REQUIRED WORK
Go through the records underneath and count the lines that include the string "xlabel". Give nothing but the number.

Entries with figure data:
- - - - -
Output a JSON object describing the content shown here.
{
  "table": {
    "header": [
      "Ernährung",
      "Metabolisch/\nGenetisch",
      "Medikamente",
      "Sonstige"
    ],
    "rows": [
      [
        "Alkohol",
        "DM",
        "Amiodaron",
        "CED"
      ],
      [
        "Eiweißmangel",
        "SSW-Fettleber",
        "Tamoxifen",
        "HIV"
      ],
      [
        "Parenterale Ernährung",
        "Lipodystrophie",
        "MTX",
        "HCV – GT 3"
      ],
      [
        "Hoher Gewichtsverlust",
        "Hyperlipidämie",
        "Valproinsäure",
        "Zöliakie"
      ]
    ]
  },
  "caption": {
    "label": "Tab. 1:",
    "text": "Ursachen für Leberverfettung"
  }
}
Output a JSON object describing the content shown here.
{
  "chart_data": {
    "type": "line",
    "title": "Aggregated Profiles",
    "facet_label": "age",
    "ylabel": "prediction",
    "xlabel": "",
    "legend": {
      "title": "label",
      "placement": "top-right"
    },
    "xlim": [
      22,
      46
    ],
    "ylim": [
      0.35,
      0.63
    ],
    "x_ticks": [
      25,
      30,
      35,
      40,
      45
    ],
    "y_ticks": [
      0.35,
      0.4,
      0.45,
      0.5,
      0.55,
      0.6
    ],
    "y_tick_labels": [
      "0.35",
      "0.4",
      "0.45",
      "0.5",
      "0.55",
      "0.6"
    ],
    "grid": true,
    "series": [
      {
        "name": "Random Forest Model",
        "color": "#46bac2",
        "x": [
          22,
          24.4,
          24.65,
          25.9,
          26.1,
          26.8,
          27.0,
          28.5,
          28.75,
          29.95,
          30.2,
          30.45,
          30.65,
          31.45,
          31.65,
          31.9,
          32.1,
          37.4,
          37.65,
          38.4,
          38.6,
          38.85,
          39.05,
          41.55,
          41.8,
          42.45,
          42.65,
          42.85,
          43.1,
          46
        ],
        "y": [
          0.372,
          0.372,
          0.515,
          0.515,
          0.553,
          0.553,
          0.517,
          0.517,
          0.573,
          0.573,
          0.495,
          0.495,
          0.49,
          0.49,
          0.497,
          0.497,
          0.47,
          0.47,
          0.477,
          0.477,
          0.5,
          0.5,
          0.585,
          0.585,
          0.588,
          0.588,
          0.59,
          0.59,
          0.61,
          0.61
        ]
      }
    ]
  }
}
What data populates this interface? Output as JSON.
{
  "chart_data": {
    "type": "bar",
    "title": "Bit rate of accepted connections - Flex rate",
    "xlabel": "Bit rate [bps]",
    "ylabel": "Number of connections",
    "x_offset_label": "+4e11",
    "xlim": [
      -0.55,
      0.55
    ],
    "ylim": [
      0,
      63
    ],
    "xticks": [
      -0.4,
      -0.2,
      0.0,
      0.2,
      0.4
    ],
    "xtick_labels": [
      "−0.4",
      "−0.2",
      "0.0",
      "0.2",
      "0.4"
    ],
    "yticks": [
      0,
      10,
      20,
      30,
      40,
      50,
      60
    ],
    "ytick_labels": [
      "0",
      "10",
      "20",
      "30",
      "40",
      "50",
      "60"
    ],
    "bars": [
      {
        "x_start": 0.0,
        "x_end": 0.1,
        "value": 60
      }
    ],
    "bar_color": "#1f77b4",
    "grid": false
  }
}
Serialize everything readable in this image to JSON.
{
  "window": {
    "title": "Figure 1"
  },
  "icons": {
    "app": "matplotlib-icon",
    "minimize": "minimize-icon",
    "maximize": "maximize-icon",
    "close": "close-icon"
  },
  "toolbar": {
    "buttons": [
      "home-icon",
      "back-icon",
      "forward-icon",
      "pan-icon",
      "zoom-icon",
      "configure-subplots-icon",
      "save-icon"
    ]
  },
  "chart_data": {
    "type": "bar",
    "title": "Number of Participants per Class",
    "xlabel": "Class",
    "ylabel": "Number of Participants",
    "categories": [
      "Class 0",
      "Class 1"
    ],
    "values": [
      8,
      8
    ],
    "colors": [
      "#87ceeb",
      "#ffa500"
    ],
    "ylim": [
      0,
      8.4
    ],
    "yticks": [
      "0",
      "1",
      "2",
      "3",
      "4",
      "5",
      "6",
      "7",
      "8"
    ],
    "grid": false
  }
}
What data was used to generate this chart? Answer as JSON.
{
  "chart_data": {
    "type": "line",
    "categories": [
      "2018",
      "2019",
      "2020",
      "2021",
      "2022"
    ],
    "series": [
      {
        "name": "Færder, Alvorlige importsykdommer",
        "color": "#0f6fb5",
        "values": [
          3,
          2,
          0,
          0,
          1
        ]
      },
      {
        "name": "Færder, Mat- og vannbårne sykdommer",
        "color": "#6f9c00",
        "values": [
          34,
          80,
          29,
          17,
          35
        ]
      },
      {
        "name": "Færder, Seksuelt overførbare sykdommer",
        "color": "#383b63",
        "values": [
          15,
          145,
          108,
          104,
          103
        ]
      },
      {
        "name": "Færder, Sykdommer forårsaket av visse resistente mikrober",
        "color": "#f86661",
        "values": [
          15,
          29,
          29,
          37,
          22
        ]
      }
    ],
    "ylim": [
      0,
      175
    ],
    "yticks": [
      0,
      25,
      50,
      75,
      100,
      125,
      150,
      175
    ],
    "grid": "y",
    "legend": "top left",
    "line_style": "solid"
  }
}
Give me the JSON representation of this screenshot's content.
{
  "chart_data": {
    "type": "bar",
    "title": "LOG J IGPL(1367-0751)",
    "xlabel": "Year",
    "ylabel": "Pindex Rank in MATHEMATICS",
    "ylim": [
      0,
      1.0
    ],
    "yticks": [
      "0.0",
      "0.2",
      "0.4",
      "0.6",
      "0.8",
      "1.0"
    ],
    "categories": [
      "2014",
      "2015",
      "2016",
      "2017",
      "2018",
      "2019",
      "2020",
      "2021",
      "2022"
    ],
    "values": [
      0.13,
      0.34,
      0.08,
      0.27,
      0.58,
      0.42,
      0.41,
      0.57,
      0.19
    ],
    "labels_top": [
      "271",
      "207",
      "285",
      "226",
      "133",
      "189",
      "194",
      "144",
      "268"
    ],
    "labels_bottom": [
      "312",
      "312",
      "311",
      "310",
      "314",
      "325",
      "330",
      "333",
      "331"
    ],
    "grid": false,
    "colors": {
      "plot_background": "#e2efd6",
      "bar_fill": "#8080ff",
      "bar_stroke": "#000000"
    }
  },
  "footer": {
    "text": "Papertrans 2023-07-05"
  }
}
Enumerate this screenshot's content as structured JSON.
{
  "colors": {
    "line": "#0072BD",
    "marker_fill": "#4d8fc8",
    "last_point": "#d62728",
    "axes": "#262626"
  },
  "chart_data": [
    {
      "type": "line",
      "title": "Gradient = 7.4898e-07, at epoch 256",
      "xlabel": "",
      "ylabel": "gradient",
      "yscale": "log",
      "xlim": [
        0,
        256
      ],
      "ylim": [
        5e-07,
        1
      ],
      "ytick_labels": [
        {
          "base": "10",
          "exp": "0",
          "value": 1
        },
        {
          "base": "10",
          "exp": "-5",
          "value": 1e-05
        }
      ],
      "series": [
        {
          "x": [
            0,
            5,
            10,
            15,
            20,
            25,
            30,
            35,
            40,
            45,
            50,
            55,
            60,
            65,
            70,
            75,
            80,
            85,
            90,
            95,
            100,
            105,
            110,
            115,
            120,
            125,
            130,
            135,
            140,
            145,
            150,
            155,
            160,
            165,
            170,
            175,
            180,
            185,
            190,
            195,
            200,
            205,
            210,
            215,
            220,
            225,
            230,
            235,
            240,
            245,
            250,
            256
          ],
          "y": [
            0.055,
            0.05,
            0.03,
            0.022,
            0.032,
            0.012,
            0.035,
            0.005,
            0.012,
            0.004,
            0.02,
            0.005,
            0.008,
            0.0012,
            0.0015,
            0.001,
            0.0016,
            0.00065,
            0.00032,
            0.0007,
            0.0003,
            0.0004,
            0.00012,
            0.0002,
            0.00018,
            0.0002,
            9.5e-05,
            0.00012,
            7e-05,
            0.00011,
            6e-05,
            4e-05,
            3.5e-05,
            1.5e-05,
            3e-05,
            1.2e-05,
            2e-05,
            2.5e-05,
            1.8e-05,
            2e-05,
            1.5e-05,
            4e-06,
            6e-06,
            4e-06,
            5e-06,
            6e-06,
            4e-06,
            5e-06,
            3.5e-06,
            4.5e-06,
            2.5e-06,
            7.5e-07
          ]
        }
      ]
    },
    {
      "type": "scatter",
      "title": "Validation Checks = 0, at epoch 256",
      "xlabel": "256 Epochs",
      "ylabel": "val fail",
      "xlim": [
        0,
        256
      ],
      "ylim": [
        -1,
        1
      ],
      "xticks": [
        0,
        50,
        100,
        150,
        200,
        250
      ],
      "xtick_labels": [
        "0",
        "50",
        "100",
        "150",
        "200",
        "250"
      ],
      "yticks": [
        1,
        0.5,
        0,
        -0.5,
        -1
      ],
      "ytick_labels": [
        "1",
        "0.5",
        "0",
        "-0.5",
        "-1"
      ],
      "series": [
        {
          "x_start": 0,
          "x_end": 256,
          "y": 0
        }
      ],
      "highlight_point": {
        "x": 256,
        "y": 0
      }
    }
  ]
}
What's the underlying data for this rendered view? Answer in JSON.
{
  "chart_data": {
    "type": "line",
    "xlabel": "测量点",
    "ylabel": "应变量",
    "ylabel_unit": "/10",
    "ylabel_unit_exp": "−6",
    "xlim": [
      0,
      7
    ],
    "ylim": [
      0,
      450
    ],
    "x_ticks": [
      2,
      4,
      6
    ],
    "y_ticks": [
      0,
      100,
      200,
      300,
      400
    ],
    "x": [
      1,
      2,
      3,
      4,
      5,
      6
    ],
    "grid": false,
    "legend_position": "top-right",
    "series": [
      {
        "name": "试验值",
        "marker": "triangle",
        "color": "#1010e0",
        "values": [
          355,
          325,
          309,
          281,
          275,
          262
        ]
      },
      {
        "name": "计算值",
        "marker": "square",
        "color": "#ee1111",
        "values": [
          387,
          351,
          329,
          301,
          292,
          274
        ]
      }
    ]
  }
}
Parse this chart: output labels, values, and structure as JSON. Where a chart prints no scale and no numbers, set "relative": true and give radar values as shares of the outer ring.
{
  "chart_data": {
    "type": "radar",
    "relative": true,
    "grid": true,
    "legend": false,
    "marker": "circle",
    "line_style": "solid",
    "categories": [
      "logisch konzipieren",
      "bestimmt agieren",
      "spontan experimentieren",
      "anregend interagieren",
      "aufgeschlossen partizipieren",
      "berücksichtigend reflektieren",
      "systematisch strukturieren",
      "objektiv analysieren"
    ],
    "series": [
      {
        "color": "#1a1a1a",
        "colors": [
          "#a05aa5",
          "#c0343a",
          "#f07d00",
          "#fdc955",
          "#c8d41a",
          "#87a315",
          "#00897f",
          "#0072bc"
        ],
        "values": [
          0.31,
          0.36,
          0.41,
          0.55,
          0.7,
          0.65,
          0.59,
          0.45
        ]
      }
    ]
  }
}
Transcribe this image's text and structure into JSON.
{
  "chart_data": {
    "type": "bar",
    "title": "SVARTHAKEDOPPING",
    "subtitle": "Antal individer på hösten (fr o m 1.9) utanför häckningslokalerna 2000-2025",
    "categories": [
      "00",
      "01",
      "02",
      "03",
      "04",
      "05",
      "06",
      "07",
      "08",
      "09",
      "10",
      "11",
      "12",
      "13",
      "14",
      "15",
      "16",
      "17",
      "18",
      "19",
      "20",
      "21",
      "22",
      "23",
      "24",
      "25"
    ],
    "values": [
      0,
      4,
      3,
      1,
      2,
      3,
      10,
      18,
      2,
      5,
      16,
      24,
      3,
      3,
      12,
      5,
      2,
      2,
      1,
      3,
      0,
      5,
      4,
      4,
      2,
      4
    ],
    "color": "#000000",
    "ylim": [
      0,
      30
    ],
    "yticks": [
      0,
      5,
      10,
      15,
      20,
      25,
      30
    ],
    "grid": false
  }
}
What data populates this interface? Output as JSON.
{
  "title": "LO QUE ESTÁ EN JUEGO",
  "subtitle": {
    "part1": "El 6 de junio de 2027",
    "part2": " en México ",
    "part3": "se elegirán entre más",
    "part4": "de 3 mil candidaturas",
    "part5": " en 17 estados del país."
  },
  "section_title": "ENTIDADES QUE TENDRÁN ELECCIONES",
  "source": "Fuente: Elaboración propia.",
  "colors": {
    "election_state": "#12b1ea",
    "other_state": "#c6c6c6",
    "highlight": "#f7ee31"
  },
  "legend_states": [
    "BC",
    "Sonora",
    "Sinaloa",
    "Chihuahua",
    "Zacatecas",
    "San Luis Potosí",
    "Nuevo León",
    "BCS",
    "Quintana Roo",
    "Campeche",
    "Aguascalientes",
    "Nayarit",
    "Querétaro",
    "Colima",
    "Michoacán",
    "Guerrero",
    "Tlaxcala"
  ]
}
- - - - -
ANSWER FOR THIS EXERCISE
7